*RECORDS*
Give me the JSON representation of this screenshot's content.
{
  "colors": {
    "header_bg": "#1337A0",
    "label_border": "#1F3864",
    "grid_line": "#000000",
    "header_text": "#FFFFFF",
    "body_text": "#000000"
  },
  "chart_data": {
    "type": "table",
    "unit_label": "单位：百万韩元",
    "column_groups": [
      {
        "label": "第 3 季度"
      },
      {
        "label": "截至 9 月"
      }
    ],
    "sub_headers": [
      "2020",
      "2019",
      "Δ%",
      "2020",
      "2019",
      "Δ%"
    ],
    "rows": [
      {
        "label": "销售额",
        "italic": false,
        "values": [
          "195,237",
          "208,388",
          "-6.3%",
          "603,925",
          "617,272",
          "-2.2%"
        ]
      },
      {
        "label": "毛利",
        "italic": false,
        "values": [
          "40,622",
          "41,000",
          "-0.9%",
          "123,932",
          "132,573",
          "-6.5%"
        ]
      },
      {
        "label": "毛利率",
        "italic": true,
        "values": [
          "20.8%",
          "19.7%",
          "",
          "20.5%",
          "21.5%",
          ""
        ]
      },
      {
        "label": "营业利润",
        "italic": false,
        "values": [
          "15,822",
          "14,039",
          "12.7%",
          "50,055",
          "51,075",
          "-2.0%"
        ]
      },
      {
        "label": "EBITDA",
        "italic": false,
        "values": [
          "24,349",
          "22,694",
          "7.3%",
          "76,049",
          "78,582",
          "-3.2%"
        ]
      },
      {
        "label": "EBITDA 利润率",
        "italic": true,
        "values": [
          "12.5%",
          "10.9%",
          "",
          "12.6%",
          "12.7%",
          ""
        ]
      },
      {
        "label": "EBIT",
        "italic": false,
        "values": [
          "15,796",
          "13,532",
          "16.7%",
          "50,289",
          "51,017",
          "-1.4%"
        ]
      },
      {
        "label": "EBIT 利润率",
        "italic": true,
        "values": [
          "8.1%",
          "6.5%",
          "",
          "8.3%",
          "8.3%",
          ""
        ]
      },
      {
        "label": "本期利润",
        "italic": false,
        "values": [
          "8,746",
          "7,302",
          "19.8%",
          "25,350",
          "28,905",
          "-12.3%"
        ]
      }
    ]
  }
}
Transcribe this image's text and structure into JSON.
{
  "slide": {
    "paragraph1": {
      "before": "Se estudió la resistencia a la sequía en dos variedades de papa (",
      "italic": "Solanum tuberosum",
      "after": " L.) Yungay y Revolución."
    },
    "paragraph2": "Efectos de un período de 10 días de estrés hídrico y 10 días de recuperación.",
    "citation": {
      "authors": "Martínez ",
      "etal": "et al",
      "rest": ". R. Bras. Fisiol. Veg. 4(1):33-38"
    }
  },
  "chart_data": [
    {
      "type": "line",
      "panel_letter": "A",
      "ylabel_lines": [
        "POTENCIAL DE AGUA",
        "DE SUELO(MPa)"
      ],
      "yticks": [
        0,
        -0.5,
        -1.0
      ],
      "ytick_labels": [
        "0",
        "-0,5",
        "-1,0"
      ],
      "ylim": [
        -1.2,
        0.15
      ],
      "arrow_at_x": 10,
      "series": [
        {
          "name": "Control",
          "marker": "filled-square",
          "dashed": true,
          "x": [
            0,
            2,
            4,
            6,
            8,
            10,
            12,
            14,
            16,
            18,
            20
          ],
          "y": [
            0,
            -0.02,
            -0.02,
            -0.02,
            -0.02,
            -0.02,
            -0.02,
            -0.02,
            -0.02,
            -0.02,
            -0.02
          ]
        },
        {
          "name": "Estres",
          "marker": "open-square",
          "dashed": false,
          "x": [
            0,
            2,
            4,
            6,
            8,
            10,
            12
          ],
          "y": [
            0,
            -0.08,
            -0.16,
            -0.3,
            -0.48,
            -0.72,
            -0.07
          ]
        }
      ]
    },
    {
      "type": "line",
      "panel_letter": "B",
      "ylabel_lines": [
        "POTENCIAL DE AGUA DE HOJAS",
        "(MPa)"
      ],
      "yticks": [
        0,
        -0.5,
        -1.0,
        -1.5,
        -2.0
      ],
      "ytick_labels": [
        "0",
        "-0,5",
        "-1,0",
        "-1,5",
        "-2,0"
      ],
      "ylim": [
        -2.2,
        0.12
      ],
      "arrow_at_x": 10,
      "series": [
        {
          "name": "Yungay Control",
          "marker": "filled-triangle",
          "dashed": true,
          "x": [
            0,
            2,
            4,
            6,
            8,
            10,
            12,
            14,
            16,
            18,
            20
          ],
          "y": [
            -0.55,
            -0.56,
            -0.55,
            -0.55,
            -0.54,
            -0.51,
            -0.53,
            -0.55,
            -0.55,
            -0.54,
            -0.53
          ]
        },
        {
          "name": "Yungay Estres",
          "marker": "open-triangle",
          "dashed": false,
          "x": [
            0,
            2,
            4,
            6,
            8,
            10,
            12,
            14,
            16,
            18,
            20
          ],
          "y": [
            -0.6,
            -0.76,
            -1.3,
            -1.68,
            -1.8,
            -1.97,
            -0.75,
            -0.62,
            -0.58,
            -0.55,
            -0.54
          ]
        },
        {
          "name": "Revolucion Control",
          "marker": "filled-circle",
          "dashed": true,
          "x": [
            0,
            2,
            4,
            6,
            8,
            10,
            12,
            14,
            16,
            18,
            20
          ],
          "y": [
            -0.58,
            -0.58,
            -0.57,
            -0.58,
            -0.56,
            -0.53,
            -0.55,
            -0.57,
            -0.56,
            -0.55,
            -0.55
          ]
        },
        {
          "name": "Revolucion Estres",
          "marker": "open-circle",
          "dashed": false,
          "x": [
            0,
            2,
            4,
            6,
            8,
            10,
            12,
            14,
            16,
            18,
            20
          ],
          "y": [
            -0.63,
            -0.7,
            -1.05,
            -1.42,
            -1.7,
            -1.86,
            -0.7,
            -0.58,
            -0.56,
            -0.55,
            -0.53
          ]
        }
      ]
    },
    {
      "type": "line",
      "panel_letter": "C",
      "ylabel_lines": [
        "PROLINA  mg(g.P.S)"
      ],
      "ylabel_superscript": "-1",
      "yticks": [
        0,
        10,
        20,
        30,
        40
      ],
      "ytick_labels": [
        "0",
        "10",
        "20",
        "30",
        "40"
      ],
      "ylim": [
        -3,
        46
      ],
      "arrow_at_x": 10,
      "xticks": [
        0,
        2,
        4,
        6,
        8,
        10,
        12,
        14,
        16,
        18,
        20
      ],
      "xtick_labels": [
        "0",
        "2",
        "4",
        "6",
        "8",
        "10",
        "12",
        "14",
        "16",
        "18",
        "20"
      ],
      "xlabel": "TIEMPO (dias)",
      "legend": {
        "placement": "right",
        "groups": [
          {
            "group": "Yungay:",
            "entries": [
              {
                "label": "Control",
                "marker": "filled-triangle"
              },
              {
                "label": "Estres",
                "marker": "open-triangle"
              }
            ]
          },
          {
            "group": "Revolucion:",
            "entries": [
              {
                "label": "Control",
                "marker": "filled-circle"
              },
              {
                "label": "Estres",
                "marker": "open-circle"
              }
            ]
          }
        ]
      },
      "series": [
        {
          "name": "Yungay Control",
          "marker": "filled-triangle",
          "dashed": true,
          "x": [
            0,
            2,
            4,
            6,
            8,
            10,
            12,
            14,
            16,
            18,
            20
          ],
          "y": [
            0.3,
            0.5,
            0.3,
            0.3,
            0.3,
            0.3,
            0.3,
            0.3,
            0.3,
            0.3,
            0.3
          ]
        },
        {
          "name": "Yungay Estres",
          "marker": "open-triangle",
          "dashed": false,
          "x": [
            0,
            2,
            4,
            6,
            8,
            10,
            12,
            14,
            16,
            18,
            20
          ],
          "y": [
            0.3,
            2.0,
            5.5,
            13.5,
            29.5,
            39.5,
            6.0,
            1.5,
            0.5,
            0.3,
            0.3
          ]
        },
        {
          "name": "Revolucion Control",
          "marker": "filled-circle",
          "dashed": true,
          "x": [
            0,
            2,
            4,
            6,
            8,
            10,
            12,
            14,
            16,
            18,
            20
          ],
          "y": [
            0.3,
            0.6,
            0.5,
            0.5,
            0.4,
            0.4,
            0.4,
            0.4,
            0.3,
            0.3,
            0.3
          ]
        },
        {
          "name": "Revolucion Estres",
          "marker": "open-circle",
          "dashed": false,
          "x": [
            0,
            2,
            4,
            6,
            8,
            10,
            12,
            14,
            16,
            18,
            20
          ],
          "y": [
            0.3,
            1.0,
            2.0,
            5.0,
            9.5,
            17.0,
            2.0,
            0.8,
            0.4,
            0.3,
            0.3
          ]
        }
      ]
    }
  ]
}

*PROBLEM*
Copy down every line of the material above that includes the string "square".

*WRITTEN ANSWER*
          "marker": "filled-square",
          "marker": "open-square",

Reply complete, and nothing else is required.